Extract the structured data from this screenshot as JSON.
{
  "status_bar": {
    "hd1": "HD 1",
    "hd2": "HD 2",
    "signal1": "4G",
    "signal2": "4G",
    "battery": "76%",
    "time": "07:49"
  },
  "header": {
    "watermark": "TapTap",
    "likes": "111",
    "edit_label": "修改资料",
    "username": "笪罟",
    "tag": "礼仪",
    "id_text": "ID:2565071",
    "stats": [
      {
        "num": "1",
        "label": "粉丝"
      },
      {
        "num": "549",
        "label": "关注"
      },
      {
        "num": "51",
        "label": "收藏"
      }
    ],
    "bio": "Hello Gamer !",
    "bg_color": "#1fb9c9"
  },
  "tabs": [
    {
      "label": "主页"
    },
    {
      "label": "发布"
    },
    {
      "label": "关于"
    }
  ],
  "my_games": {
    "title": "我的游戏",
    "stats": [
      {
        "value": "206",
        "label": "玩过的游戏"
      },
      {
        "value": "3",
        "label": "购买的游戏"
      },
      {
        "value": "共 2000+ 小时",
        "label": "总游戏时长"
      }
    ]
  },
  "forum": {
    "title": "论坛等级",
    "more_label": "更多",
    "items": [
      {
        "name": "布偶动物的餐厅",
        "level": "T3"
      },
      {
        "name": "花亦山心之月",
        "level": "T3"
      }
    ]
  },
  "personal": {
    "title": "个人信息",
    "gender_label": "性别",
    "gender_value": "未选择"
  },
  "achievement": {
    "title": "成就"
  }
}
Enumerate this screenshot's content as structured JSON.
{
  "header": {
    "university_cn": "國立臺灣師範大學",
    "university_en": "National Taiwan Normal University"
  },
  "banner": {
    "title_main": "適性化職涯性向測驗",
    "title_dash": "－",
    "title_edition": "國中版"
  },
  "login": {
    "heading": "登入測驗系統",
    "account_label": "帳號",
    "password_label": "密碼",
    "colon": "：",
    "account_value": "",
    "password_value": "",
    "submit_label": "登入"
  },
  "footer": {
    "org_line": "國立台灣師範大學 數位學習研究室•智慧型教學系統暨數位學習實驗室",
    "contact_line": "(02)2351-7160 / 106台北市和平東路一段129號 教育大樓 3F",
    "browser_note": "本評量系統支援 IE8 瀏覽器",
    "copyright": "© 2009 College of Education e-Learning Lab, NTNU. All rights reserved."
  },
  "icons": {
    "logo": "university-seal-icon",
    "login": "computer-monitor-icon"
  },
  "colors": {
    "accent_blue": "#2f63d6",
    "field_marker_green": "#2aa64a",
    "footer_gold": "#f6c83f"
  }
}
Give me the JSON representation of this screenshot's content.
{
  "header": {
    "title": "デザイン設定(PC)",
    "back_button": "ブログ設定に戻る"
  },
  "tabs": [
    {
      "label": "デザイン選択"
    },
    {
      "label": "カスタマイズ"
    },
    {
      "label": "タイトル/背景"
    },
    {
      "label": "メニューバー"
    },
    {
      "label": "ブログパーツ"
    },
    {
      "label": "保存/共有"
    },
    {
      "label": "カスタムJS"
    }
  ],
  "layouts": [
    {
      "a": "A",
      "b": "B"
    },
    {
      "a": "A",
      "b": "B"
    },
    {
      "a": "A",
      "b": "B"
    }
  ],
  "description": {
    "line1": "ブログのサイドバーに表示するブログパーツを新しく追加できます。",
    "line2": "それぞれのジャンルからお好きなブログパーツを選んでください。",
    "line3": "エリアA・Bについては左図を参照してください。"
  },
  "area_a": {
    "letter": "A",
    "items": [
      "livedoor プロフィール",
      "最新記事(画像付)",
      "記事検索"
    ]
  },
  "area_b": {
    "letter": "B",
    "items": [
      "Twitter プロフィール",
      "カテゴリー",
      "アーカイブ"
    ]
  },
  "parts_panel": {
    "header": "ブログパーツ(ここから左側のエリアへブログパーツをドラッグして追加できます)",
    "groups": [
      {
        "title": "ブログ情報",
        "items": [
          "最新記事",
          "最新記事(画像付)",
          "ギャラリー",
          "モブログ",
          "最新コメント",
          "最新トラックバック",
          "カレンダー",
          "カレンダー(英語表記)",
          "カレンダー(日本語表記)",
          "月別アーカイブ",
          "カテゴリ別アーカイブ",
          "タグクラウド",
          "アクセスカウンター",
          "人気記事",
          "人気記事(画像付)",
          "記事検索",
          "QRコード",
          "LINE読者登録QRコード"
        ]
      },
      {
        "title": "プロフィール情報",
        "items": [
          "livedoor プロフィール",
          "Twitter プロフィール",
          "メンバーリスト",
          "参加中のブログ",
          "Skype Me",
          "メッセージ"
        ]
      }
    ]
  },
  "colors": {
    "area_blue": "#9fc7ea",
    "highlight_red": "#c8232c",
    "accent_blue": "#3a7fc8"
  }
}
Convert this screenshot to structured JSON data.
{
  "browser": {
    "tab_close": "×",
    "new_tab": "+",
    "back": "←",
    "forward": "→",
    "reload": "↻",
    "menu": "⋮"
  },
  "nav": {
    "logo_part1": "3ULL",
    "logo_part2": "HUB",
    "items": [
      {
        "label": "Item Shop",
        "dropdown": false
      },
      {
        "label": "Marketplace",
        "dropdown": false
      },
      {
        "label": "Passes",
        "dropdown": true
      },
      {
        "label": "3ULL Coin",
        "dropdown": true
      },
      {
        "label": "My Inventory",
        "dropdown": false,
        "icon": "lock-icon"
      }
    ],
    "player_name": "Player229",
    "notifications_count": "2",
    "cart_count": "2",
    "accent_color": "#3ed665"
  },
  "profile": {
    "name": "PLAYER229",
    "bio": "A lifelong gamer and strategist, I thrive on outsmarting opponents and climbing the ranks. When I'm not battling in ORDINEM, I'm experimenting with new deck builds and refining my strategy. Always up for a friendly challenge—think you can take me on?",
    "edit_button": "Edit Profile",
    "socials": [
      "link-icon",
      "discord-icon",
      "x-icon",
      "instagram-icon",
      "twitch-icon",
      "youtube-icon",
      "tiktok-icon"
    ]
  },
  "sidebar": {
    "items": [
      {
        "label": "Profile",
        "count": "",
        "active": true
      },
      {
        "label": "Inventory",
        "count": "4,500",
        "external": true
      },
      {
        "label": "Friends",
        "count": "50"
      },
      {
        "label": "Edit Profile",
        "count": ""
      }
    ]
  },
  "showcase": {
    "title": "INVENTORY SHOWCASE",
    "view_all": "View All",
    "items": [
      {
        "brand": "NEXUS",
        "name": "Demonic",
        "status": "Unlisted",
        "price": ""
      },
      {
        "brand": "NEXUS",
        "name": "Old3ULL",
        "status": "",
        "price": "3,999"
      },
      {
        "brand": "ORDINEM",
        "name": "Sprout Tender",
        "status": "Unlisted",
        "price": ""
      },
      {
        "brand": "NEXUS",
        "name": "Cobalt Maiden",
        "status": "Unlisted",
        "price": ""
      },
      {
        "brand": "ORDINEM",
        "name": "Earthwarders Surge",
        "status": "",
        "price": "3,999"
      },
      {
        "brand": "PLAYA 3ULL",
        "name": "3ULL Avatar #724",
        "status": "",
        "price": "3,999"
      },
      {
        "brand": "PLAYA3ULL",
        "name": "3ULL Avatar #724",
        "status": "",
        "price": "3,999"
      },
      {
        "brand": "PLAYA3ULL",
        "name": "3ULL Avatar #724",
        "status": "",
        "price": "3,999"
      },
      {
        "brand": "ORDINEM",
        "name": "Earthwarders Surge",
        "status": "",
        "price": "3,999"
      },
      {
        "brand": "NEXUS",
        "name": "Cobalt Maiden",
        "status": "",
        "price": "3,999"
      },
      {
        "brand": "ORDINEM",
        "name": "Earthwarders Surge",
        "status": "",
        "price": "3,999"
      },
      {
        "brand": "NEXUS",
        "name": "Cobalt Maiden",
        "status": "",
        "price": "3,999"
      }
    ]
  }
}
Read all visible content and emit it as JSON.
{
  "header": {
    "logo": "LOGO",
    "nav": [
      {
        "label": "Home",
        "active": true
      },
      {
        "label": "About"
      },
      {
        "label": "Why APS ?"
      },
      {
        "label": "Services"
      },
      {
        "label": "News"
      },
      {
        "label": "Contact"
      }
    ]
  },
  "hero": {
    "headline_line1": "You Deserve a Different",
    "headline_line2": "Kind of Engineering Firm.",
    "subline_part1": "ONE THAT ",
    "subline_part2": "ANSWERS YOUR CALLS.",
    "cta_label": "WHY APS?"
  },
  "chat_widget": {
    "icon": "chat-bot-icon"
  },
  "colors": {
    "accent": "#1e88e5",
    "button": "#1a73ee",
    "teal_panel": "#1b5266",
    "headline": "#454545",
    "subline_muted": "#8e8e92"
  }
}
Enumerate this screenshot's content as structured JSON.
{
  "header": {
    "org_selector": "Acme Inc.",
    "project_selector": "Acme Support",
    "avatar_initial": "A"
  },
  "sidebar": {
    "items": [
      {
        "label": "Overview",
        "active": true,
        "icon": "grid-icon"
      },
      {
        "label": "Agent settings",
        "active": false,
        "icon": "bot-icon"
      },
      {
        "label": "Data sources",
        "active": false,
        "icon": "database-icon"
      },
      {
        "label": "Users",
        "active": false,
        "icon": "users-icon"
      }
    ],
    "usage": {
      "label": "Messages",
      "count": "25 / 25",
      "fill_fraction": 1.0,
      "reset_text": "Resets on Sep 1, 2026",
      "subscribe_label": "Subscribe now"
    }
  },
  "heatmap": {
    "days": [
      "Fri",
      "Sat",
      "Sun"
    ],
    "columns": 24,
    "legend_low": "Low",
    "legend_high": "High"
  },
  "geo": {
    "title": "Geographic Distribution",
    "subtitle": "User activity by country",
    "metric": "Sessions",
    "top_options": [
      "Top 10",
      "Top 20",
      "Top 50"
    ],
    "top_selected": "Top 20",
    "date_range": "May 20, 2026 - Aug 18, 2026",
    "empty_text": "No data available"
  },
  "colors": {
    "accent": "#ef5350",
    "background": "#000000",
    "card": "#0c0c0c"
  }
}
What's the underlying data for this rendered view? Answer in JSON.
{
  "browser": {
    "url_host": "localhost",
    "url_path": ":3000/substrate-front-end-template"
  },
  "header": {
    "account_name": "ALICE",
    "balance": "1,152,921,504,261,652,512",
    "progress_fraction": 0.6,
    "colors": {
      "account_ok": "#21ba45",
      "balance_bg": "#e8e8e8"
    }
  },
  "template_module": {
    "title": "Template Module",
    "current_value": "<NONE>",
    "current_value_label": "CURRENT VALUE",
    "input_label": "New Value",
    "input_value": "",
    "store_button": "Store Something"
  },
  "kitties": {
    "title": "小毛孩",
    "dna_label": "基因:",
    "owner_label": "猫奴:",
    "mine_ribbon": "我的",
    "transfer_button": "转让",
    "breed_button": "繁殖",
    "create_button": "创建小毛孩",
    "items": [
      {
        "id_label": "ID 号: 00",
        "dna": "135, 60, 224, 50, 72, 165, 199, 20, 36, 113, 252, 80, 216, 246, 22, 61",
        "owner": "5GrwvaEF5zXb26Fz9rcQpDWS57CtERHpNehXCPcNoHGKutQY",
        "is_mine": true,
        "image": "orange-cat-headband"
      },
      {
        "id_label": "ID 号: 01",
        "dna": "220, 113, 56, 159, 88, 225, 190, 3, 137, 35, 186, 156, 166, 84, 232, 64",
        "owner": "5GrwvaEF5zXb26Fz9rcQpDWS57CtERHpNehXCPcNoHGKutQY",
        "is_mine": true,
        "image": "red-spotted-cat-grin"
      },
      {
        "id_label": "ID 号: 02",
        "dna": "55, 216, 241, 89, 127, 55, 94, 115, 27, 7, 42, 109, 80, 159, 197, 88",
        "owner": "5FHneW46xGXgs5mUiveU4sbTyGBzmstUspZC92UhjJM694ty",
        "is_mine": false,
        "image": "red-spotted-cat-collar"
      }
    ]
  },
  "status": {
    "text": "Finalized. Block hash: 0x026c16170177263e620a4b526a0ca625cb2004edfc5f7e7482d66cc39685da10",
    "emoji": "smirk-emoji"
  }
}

* * * * *

- Exercise details:
Pull out and copy each line containing the string "Acme".

- Problem solution:
    "org_selector": "Acme Inc.",
    "project_selector": "Acme Support",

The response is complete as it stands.